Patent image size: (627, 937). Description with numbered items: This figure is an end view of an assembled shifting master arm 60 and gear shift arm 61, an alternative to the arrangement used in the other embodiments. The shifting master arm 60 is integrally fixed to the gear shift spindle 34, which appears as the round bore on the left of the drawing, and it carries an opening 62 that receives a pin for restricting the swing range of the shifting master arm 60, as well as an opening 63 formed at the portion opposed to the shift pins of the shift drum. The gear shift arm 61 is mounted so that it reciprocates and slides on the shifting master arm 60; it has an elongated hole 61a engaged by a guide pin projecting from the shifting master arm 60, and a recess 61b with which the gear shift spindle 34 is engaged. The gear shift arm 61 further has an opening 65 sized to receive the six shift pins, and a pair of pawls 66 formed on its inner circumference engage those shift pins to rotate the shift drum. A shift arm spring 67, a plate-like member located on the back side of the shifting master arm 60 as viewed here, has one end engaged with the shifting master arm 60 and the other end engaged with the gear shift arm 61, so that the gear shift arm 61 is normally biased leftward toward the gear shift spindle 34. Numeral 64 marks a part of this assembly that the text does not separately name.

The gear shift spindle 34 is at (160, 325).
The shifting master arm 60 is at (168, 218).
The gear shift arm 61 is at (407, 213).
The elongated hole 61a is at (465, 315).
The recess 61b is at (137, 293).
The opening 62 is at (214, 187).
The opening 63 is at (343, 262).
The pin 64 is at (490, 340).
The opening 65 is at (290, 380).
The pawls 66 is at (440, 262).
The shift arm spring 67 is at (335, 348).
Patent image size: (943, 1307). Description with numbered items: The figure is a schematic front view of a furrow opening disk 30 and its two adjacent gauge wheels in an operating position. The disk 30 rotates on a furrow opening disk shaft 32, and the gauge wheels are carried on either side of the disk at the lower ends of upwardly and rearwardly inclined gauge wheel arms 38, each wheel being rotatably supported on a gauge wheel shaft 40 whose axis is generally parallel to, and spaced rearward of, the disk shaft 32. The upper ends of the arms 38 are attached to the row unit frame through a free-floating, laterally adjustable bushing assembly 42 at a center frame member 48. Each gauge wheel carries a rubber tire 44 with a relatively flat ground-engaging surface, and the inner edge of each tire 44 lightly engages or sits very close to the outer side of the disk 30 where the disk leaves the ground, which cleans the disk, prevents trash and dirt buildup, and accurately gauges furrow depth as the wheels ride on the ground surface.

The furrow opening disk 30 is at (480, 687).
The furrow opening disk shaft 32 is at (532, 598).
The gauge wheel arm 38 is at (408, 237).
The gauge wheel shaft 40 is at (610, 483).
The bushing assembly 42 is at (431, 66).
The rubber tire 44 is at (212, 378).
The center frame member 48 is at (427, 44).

EXERCISE BRIEF ->
Lay out every line of the entries above as a Markdown table with the columns Row and Line, numbering rows consecutively from 1 and leaving out blank lines.

RESPONSE TO THIS TASK ->
| Row | Line |
|---|---|
| 1 | Patent image size: (627, 937). Description with numbered items: This figure is an end view of an assembled shifting master arm 60 and gear shift arm 61, an alternative to the arrangement used in the other embodiments. The shifting master arm 60 is integrally fixed to the gear shift spindle 34, which appears as the round bore on the left of the drawing, and it carries an opening 62 that receives a pin for restricting the swing range of the shifting master arm 60, as well as an opening 63 formed at the portion opposed to the shift pins of the shift drum. The gear shift arm 61 is mounted so that it reciprocates and slides on the shifting master arm 60; it has an elongated hole 61a engaged by a guide pin projecting from the shifting master arm 60, and a recess 61b with which the gear shift spindle 34 is engaged. The gear shift arm 61 further has an opening 65 sized to receive the six shift pins, and a pair of pawls 66 formed on its inner circumference engage those shift pins to rotate the shift drum. A shift arm spring 67, a plate-like member located on the back side of the shifting master arm 60 as viewed here, has one end engaged with the shifting master arm 60 and the other end engaged with the gear shift arm 61, so that the gear shift arm 61 is normally biased leftward toward the gear shift spindle 34. Numeral 64 marks a part of this assembly that the text does not separately name. |
| 2 | The gear shift spindle 34 is at (160, 325). |
| 3 | The shifting master arm 60 is at (168, 218). |
| 4 | The gear shift arm 61 is at (407, 213). |
| 5 | The elongated hole 61a is at (465, 315). |
| 6 | The recess 61b is at (137, 293). |
| 7 | The opening 62 is at (214, 187). |
| 8 | The opening 63 is at (343, 262). |
| 9 | The pin 64 is at (490, 340). |
| 10 | The opening 65 is at (290, 380). |
| 11 | The pawls 66 is at (440, 262). |
| 12 | The shift arm spring 67 is at (335, 348). |
| 13 | Patent image size: (943, 1307). Description with numbered items: The figure is a schematic front view of a furrow opening disk 30 and its two adjacent gauge wheels in an operating position. The disk 30 rotates on a furrow opening disk shaft 32, and the gauge wheels are carried on either side of the disk at the lower ends of upwardly and rearwardly inclined gauge wheel arms 38, each wheel being rotatably supported on a gauge wheel shaft 40 whose axis is generally parallel to, and spaced rearward of, the disk shaft 32. The upper ends of the arms 38 are attached to the row unit frame through a free-floating, laterally adjustable bushing assembly 42 at a center frame member 48. Each gauge wheel carries a rubber tire 44 with a relatively flat ground-engaging surface, and the inner edge of each tire 44 lightly engages or sits very close to the outer side of the disk 30 where the disk leaves the ground, which cleans the disk, prevents trash and dirt buildup, and accurately gauges furrow depth as the wheels ride on the ground surface. |
| 14 | The furrow opening disk 30 is at (480, 687). |
| 15 | The furrow opening disk shaft 32 is at (532, 598). |
| 16 | The gauge wheel arm 38 is at (408, 237). |
| 17 | The gauge wheel shaft 40 is at (610, 483). |
| 18 | The bushing assembly 42 is at (431, 66). |
| 19 | The rubber tire 44 is at (212, 378). |
| 20 | The center frame member 48 is at (427, 44). |